• _EXERCISE GOAL_:
Gather each line containing the string "structured" from these entries.

(Collected data entries)

-*-

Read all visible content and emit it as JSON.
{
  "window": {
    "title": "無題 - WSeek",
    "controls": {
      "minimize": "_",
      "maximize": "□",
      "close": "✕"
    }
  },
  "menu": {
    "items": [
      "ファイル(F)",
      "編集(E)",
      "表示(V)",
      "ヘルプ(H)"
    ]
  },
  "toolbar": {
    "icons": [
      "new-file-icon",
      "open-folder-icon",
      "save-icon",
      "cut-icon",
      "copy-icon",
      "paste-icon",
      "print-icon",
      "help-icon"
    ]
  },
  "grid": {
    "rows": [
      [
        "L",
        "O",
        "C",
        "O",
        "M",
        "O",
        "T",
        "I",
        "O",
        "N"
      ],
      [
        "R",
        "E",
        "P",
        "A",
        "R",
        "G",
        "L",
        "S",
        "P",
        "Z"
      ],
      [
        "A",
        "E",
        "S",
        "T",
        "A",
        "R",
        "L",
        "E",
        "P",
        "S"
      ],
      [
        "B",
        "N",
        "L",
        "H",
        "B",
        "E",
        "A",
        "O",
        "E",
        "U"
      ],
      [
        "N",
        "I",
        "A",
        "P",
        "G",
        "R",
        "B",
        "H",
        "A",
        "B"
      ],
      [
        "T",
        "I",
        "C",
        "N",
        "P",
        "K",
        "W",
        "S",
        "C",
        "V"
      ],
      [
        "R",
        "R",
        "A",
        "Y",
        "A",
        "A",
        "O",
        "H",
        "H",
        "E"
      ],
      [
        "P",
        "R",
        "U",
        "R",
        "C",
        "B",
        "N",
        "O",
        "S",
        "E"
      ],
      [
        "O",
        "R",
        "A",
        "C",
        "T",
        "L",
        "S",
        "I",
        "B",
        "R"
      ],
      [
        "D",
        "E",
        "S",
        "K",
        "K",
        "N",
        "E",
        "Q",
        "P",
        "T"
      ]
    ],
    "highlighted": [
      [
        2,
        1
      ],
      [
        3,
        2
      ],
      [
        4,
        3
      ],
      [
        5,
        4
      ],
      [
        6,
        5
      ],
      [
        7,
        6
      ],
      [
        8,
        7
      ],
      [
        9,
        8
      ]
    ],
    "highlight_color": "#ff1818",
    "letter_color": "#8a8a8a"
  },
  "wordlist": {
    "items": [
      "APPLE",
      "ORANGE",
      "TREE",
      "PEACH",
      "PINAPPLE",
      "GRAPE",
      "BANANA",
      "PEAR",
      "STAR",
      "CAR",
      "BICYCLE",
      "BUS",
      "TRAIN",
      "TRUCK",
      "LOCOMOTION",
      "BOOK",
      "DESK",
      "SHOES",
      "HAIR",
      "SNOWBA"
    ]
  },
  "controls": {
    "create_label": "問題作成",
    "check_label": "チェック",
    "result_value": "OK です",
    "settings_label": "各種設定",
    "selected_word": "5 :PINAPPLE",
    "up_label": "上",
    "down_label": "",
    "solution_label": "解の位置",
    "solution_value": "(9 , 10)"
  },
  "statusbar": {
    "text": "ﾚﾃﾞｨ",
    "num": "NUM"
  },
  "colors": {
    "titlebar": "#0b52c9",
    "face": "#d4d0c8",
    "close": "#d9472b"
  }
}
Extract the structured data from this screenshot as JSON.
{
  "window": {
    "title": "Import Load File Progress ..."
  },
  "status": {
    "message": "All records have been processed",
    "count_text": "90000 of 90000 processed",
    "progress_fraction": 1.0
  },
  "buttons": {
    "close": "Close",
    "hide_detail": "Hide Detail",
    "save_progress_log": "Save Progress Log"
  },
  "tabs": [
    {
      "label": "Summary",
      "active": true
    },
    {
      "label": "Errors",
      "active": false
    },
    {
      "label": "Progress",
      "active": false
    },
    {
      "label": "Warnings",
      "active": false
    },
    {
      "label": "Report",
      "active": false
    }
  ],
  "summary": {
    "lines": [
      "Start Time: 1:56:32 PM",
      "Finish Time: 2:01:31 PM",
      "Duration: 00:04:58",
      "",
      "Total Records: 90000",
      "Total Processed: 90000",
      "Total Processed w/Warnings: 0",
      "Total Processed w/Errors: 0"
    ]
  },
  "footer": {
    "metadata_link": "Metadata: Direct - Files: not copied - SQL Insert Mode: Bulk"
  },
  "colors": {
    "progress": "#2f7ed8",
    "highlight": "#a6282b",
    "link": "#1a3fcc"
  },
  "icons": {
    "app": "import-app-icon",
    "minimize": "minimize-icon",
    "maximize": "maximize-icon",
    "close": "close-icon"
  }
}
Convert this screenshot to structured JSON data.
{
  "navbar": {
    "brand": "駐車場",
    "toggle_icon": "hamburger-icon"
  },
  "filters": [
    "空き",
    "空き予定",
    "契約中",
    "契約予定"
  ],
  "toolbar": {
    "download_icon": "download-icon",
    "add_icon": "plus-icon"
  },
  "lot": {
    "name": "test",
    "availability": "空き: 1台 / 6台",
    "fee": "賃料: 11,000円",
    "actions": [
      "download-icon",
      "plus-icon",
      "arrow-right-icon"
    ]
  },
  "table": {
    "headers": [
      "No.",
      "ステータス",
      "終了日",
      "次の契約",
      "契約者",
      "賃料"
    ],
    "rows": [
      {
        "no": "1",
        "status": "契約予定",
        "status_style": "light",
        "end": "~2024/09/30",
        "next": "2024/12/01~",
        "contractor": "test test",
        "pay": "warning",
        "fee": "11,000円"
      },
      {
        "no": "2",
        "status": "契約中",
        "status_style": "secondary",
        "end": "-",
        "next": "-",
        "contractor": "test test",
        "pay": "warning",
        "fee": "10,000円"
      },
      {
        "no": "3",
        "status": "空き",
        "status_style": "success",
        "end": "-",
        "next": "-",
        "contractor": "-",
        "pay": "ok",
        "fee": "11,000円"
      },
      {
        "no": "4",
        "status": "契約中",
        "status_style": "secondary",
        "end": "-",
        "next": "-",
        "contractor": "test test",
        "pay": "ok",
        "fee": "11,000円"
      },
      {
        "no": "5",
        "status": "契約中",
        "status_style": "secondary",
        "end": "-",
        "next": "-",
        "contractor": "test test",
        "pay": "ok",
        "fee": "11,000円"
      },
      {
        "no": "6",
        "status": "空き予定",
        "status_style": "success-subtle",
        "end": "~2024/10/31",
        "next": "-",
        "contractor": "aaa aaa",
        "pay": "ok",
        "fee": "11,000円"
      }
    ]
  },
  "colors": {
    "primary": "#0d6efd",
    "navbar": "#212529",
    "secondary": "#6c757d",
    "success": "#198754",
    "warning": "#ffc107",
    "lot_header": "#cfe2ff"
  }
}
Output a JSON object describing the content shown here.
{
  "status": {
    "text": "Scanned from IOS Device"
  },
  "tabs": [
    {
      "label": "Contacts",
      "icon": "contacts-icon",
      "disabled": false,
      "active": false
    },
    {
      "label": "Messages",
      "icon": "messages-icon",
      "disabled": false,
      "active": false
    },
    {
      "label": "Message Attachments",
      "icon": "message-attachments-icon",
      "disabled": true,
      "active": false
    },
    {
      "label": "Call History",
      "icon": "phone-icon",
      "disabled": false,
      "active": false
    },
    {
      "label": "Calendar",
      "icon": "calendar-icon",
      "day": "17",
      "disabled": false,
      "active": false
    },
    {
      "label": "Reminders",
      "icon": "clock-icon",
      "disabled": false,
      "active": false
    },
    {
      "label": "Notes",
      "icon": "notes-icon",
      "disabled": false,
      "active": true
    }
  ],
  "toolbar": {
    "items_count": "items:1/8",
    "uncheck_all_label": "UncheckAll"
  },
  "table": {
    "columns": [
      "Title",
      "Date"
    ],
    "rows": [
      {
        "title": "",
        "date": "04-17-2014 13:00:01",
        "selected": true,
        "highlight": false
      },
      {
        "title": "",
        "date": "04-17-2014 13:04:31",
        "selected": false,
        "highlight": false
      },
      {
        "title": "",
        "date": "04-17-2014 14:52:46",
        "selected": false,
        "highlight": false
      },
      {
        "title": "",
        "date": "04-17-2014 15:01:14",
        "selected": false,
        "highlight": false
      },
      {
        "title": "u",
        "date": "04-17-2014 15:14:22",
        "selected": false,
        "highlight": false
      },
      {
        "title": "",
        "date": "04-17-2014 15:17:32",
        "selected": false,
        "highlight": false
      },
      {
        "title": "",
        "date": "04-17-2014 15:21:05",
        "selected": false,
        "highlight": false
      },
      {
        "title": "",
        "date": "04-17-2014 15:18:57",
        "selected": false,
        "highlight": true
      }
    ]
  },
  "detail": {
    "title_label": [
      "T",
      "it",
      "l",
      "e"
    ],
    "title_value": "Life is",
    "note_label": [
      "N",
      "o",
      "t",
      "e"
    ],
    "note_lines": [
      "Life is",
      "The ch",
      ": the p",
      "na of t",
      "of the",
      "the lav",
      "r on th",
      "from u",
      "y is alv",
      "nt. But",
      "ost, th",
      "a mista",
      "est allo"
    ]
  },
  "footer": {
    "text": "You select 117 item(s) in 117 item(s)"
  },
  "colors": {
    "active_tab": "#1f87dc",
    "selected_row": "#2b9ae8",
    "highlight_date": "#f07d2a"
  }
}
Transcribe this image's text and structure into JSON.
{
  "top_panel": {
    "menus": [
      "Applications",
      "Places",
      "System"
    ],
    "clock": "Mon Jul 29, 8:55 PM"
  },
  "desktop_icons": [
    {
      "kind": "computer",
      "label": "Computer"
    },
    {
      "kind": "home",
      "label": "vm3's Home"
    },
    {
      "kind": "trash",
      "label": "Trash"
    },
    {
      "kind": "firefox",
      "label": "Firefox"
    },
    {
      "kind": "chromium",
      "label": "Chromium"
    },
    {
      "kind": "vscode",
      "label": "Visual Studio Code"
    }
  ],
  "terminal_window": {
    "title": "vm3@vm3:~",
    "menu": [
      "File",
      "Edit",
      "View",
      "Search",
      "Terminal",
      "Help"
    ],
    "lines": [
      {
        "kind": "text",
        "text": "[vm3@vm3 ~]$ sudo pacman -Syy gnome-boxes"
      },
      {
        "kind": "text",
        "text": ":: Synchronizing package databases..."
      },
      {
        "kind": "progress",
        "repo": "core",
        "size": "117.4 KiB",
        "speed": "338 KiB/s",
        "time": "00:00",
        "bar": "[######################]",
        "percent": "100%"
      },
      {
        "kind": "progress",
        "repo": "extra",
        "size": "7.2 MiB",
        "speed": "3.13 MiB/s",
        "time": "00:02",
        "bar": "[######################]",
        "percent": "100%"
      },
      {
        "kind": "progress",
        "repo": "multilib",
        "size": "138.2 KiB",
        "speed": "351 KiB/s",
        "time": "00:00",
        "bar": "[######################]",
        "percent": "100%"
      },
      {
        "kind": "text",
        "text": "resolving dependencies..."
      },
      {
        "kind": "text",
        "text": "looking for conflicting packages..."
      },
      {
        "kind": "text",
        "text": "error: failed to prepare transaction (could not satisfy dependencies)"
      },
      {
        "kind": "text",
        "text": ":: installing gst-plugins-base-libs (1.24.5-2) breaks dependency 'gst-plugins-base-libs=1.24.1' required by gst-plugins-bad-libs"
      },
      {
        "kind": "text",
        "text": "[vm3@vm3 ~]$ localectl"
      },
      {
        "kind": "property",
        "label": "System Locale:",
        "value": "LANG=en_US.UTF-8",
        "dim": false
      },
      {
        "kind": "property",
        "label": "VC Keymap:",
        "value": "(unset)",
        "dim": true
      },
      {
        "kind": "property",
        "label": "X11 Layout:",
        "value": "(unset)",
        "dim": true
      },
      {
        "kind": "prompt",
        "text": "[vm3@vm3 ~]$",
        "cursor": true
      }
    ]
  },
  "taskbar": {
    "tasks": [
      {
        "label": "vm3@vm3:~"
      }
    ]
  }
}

-*-

• _CORRECT ANSWER_:
Extract the structured data from this screenshot as JSON.
Convert this screenshot to structured JSON data.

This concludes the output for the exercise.